Job: Within this material, how many lines have the string "ELETRICA" in them? The answer is a number, with nothing added.

Given information:

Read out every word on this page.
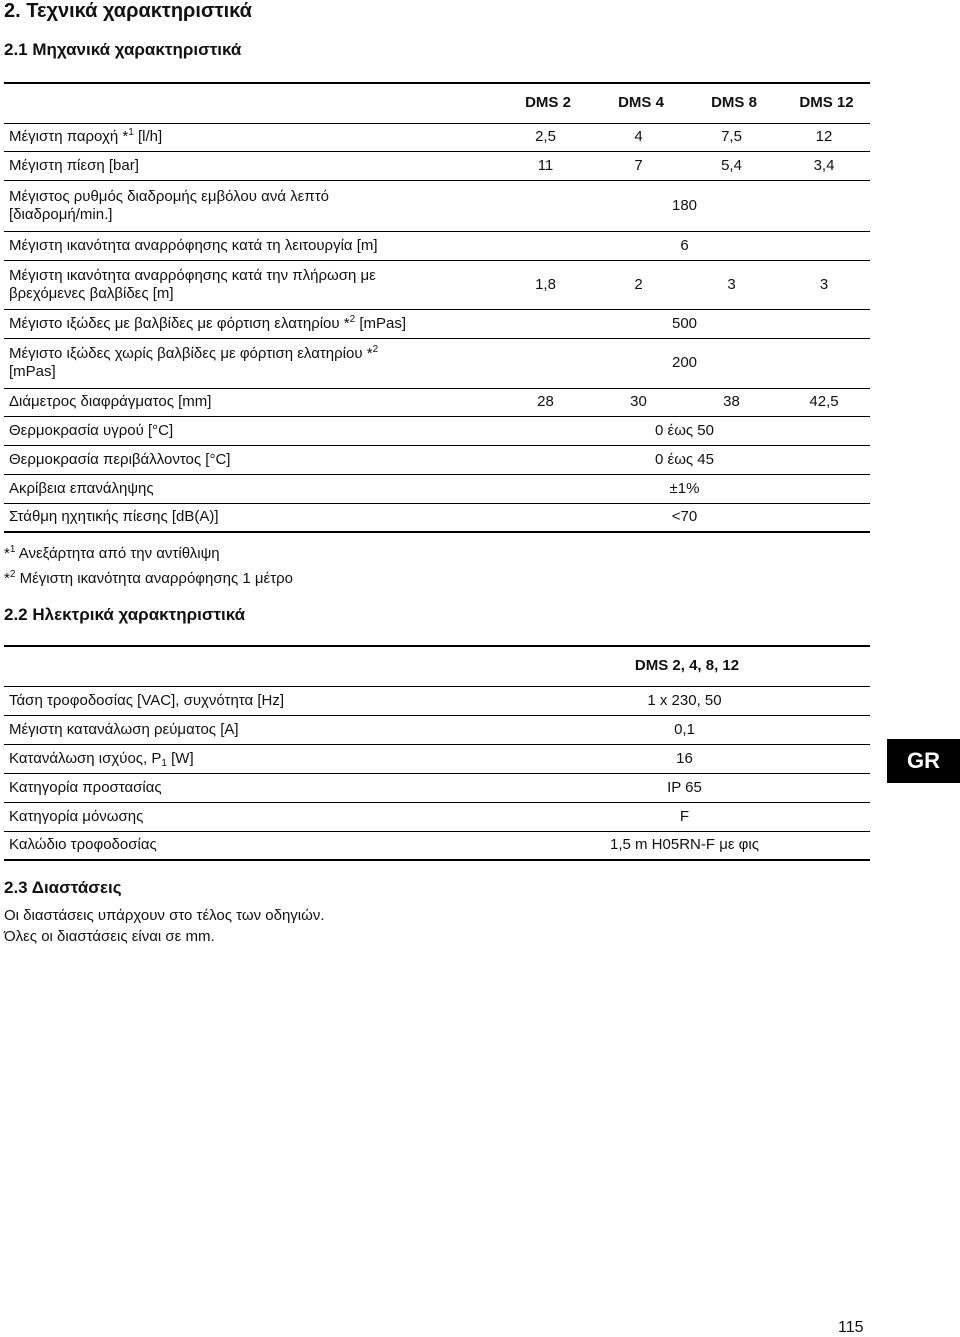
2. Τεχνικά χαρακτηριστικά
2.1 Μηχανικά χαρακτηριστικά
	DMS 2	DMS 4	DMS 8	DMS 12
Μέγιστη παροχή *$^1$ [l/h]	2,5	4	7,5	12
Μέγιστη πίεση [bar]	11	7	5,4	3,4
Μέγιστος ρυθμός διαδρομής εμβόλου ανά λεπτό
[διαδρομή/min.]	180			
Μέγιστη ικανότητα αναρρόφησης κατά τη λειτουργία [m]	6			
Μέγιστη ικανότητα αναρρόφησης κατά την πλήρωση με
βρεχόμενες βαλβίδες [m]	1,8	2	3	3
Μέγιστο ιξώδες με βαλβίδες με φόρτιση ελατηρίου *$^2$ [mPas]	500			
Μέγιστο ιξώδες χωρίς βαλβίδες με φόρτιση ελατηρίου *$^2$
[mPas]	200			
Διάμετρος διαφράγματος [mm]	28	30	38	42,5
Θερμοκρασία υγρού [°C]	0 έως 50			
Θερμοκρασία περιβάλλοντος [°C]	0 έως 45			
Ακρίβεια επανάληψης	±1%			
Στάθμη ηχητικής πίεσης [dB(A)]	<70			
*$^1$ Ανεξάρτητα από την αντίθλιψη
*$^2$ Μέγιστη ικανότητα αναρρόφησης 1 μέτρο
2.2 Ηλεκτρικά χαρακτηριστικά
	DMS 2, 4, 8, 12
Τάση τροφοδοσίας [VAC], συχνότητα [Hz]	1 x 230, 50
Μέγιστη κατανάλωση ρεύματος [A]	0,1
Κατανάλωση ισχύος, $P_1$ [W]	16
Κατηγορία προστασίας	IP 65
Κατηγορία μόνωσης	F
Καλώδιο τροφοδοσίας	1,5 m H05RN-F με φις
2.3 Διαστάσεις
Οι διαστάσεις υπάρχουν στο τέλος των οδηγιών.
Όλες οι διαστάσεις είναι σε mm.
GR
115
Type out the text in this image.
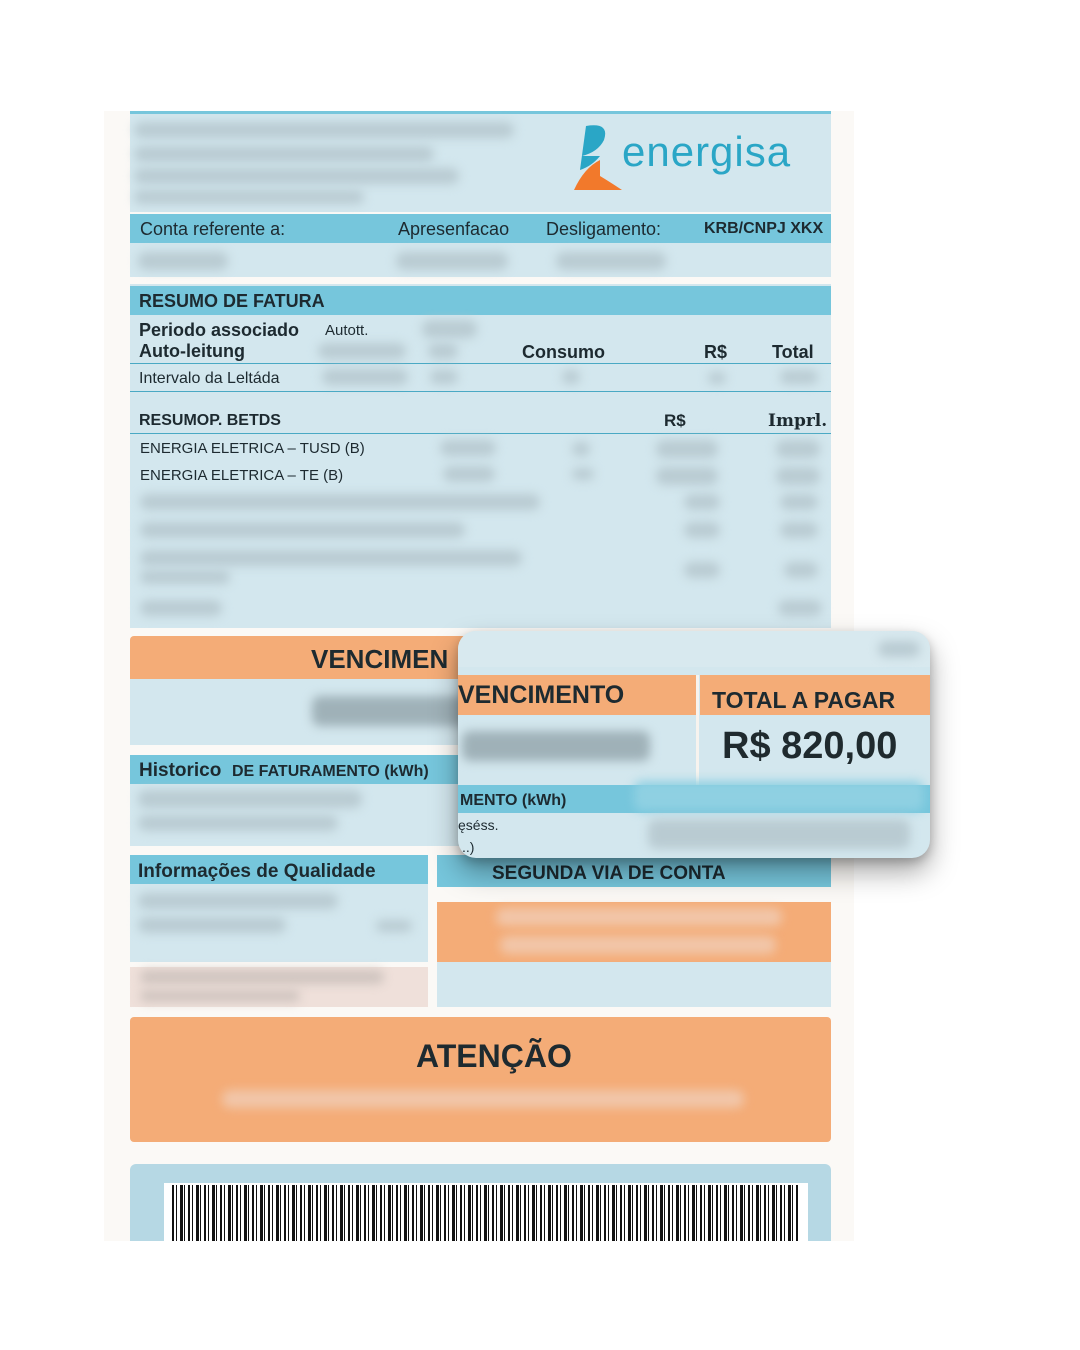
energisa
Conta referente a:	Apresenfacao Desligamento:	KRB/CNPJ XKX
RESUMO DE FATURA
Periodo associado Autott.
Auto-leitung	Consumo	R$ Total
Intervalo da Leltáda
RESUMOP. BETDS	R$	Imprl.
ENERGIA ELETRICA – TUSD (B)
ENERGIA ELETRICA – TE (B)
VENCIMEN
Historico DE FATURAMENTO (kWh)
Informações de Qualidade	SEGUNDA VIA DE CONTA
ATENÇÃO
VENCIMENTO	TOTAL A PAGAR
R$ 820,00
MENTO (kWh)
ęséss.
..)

Answer to this problem: 2